*What is being asked:* Output the records. Match them exactly.

*Input material:*

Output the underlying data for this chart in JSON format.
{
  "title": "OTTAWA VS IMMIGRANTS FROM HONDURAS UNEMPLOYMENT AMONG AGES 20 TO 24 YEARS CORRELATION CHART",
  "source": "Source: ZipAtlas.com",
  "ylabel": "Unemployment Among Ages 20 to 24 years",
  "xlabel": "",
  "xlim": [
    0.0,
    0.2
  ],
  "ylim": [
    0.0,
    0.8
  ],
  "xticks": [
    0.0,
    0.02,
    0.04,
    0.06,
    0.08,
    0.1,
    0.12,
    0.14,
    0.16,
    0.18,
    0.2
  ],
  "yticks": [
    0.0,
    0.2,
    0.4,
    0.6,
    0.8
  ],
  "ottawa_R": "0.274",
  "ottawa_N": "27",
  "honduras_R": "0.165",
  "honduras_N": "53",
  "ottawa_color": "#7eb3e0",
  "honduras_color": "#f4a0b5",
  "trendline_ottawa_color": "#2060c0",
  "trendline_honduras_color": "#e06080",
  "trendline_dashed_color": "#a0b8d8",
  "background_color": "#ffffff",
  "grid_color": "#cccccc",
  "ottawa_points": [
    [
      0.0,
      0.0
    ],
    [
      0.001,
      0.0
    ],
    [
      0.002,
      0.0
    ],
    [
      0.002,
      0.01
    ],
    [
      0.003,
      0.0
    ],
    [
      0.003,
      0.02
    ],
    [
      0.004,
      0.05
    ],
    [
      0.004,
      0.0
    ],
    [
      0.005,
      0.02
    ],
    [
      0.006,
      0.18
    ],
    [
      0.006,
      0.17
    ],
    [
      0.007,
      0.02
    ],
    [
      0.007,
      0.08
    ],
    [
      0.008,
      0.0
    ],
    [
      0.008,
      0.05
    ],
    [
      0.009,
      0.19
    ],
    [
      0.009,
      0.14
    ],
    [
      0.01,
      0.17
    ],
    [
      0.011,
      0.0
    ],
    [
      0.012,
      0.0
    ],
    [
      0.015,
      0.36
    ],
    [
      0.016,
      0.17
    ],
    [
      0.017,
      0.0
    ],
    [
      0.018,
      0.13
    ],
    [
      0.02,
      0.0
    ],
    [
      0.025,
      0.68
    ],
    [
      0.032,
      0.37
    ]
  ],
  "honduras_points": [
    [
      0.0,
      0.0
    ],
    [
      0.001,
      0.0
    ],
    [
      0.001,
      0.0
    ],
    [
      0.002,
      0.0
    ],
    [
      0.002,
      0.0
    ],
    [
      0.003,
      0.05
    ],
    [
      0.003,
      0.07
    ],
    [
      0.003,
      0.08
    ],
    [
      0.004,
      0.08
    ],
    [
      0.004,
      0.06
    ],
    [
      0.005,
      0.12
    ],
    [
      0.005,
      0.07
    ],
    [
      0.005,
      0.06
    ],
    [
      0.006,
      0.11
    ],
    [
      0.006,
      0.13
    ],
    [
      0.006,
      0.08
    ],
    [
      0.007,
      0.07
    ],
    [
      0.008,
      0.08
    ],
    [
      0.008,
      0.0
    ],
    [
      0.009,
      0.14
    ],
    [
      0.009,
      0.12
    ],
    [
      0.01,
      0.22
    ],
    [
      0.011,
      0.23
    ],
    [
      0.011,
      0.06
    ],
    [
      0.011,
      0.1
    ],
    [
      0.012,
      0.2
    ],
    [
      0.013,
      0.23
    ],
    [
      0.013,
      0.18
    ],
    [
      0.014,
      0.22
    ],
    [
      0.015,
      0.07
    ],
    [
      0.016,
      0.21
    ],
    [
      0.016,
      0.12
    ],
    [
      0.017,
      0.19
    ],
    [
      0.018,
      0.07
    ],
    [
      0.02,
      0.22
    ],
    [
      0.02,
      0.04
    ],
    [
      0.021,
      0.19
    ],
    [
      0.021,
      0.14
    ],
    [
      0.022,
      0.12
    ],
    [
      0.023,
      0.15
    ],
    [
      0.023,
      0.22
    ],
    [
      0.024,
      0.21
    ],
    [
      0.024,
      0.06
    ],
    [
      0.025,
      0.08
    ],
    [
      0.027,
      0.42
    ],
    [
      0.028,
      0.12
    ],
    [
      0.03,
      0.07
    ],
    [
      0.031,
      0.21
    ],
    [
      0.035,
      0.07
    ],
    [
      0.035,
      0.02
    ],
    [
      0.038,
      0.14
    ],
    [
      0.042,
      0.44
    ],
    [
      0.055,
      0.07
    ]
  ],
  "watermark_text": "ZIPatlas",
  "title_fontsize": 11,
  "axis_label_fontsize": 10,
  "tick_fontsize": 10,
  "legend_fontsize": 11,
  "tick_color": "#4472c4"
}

*Finished task:*
Output the underlying data for this chart in JSON format.
{
  "title": "OTTAWA VS IMMIGRANTS FROM HONDURAS UNEMPLOYMENT AMONG AGES 20 TO 24 YEARS CORRELATION CHART",
  "source": "Source: ZipAtlas.com",
  "ylabel": "Unemployment Among Ages 20 to 24 years",
  "xlabel": "",
  "xlim": [
    0.0,
    0.2
  ],
  "ylim": [
    0.0,
    0.8
  ],
  "xticks": [
    0.0,
    0.02,
    0.04,
    0.06,
    0.08,
    0.1,
    0.12,
    0.14,
    0.16,
    0.18,
    0.2
  ],
  "yticks": [
    0.0,
    0.2,
    0.4,
    0.6,
    0.8
  ],
  "ottawa_R": "0.274",
  "ottawa_N": "27",
  "honduras_R": "0.165",
  "honduras_N": "53",
  "ottawa_color": "#7eb3e0",
  "honduras_color": "#f4a0b5",
  "trendline_ottawa_color": "#2060c0",
  "trendline_honduras_color": "#e06080",
  "trendline_dashed_color": "#a0b8d8",
  "background_color": "#ffffff",
  "grid_color": "#cccccc",
  "ottawa_points": [
    [
      0.0,
      0.0
    ],
    [
      0.001,
      0.0
    ],
    [
      0.002,
      0.0
    ],
    [
      0.002,
      0.01
    ],
    [
      0.003,
      0.0
    ],
    [
      0.003,
      0.02
    ],
    [
      0.004,
      0.05
    ],
    [
      0.004,
      0.0
    ],
    [
      0.005,
      0.02
    ],
    [
      0.006,
      0.18
    ],
    [
      0.006,
      0.17
    ],
    [
      0.007,
      0.02
    ],
    [
      0.007,
      0.08
    ],
    [
      0.008,
      0.0
    ],
    [
      0.008,
      0.05
    ],
    [
      0.009,
      0.19
    ],
    [
      0.009,
      0.14
    ],
    [
      0.01,
      0.17
    ],
    [
      0.011,
      0.0
    ],
    [
      0.012,
      0.0
    ],
    [
      0.015,
      0.36
    ],
    [
      0.016,
      0.17
    ],
    [
      0.017,
      0.0
    ],
    [
      0.018,
      0.13
    ],
    [
      0.02,
      0.0
    ],
    [
      0.025,
      0.68
    ],
    [
      0.032,
      0.37
    ]
  ],
  "honduras_points": [
    [
      0.0,
      0.0
    ],
    [
      0.001,
      0.0
    ],
    [
      0.001,
      0.0
    ],
    [
      0.002,
      0.0
    ],
    [
      0.002,
      0.0
    ],
    [
      0.003,
      0.05
    ],
    [
      0.003,
      0.07
    ],
    [
      0.003,
      0.08
    ],
    [
      0.004,
      0.08
    ],
    [
      0.004,
      0.06
    ],
    [
      0.005,
      0.12
    ],
    [
      0.005,
      0.07
    ],
    [
      0.005,
      0.06
    ],
    [
      0.006,
      0.11
    ],
    [
      0.006,
      0.13
    ],
    [
      0.006,
      0.08
    ],
    [
      0.007,
      0.07
    ],
    [
      0.008,
      0.08
    ],
    [
      0.008,
      0.0
    ],
    [
      0.009,
      0.14
    ],
    [
      0.009,
      0.12
    ],
    [
      0.01,
      0.22
    ],
    [
      0.011,
      0.23
    ],
    [
      0.011,
      0.06
    ],
    [
      0.011,
      0.1
    ],
    [
      0.012,
      0.2
    ],
    [
      0.013,
      0.23
    ],
    [
      0.013,
      0.18
    ],
    [
      0.014,
      0.22
    ],
    [
      0.015,
      0.07
    ],
    [
      0.016,
      0.21
    ],
    [
      0.016,
      0.12
    ],
    [
      0.017,
      0.19
    ],
    [
      0.018,
      0.07
    ],
    [
      0.02,
      0.22
    ],
    [
      0.02,
      0.04
    ],
    [
      0.021,
      0.19
    ],
    [
      0.021,
      0.14
    ],
    [
      0.022,
      0.12
    ],
    [
      0.023,
      0.15
    ],
    [
      0.023,
      0.22
    ],
    [
      0.024,
      0.21
    ],
    [
      0.024,
      0.06
    ],
    [
      0.025,
      0.08
    ],
    [
      0.027,
      0.42
    ],
    [
      0.028,
      0.12
    ],
    [
      0.03,
      0.07
    ],
    [
      0.031,
      0.21
    ],
    [
      0.035,
      0.07
    ],
    [
      0.035,
      0.02
    ],
    [
      0.038,
      0.14
    ],
    [
      0.042,
      0.44
    ],
    [
      0.055,
      0.07
    ]
  ],
  "watermark_text": "ZIPatlas",
  "title_fontsize": 11,
  "axis_label_fontsize": 10,
  "tick_fontsize": 10,
  "legend_fontsize": 11,
  "tick_color": "#4472c4"
}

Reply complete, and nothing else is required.